**THE TASK**
Give nothing except the number of lines containing the word "выплаты".

**DATA PROVIDED**
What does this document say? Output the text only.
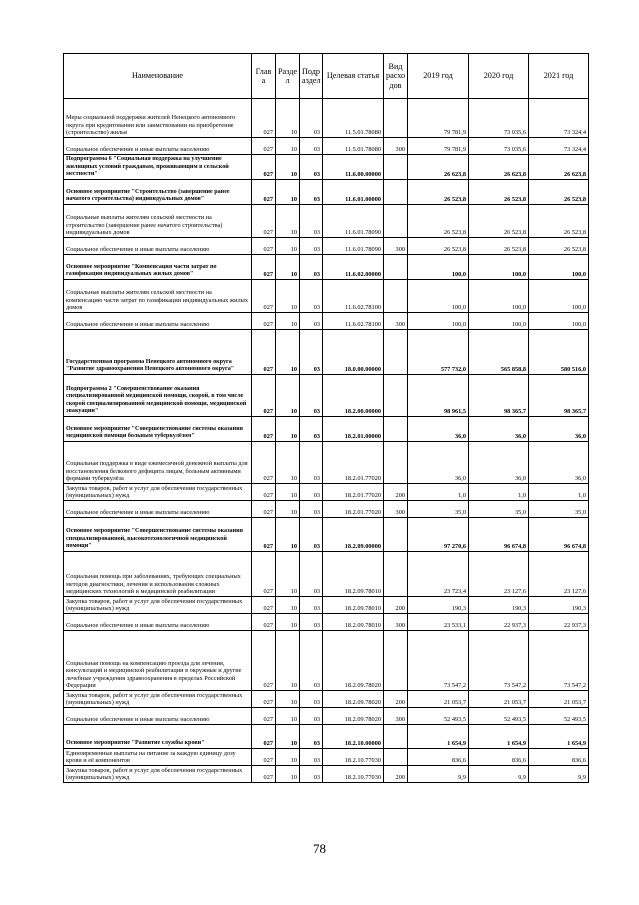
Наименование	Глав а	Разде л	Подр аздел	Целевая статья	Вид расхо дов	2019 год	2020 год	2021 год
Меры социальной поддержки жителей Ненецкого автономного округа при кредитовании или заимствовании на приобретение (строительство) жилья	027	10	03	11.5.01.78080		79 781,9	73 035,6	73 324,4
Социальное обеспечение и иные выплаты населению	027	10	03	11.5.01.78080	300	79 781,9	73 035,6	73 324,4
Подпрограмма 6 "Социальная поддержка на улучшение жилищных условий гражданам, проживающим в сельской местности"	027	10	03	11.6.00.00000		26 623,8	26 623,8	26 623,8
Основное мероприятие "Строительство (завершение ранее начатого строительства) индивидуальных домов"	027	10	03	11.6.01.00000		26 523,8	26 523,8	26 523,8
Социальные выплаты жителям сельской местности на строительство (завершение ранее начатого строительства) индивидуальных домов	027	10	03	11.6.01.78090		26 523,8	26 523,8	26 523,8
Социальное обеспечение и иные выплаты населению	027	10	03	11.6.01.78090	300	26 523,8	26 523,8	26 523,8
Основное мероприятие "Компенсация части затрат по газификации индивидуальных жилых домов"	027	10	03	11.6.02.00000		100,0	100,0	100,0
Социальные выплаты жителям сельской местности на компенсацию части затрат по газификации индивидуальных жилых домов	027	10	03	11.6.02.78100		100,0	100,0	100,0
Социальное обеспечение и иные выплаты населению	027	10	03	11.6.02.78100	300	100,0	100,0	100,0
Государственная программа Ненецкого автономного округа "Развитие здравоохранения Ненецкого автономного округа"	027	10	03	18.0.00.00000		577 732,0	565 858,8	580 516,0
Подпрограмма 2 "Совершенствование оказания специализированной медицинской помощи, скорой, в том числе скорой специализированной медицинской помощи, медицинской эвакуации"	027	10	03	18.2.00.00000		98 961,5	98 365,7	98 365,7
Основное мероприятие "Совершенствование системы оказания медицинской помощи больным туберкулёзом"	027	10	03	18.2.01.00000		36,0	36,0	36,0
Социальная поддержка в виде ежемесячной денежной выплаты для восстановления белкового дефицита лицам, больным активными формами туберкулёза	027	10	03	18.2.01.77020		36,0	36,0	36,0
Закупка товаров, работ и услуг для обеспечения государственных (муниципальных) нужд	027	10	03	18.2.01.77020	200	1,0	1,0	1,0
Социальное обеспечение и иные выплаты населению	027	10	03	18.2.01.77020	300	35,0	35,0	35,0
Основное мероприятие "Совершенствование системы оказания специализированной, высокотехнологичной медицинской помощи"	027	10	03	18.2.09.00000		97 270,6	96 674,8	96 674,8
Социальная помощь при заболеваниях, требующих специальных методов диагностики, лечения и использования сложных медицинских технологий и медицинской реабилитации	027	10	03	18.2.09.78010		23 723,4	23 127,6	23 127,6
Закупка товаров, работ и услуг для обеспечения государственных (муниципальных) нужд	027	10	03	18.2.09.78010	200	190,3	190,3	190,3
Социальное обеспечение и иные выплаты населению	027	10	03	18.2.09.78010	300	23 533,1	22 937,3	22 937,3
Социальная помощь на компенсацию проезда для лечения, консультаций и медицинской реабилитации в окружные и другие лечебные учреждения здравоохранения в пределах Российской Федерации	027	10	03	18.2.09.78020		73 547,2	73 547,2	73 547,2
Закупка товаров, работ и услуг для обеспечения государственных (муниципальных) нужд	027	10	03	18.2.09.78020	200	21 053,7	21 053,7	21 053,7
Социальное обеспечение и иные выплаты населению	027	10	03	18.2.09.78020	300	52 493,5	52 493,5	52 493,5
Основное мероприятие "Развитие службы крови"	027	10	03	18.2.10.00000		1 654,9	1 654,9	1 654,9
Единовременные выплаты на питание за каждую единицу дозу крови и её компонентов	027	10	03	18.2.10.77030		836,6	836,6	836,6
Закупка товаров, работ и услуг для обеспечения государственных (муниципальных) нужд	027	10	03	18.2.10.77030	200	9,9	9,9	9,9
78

**SOLVED EXERCISE**
10